• PROMPT: Among the records below, find each line that includes the string "массу" and copy it.

• SUPPLIED DATA:
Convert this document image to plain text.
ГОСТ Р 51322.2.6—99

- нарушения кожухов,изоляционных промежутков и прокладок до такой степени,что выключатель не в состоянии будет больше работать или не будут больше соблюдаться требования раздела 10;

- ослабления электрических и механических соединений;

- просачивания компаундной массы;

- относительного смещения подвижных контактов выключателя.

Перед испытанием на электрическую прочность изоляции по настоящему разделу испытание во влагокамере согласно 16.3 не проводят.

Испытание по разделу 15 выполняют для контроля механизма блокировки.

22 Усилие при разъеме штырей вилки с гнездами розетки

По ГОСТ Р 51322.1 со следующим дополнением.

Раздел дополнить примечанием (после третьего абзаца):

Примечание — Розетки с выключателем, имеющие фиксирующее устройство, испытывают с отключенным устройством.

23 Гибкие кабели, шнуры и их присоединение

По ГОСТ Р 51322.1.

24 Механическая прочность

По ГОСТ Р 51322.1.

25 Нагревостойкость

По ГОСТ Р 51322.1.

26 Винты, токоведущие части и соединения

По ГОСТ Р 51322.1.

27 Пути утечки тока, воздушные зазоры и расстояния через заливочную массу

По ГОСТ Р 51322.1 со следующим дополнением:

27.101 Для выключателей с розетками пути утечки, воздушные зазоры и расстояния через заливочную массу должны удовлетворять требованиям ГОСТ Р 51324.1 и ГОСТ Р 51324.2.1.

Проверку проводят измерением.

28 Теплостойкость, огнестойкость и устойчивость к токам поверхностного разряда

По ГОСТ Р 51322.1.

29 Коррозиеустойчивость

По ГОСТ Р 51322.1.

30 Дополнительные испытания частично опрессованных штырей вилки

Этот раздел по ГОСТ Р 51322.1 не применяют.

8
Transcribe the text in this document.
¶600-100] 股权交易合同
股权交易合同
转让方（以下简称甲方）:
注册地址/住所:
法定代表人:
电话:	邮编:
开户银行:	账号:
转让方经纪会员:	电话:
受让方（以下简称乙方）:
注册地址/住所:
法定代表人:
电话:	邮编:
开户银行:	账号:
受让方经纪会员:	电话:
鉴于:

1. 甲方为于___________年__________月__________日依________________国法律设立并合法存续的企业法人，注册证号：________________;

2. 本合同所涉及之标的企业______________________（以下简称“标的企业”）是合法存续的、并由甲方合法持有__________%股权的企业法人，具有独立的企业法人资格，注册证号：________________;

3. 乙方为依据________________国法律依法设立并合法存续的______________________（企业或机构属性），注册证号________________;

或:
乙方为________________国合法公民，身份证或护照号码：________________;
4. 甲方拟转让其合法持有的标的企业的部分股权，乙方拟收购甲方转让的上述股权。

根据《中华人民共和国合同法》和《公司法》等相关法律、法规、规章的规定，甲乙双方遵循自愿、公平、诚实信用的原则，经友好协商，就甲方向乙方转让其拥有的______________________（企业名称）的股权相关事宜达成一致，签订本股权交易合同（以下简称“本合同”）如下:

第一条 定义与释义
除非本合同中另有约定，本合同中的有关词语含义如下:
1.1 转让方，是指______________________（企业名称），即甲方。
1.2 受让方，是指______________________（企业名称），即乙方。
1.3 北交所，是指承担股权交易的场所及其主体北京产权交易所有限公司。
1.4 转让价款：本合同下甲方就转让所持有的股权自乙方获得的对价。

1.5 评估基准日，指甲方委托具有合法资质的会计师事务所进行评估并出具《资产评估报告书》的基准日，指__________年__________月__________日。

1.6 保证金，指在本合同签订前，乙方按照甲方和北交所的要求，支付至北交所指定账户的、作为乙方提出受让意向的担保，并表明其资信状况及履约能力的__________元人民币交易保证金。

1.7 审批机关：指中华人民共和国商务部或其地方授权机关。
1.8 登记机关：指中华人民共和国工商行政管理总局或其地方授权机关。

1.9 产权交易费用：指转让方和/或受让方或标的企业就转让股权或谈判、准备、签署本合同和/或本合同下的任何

• REPLY TO THE TASK:
27 Пути утечки тока, воздушные зазоры и расстояния через заливочную массу
27.101 Для выключателей с розетками пути утечки, воздушные зазоры и расстояния через заливочную массу должны удовлетворять требованиям ГОСТ Р 51324.1 и ГОСТ Р 51324.2.1.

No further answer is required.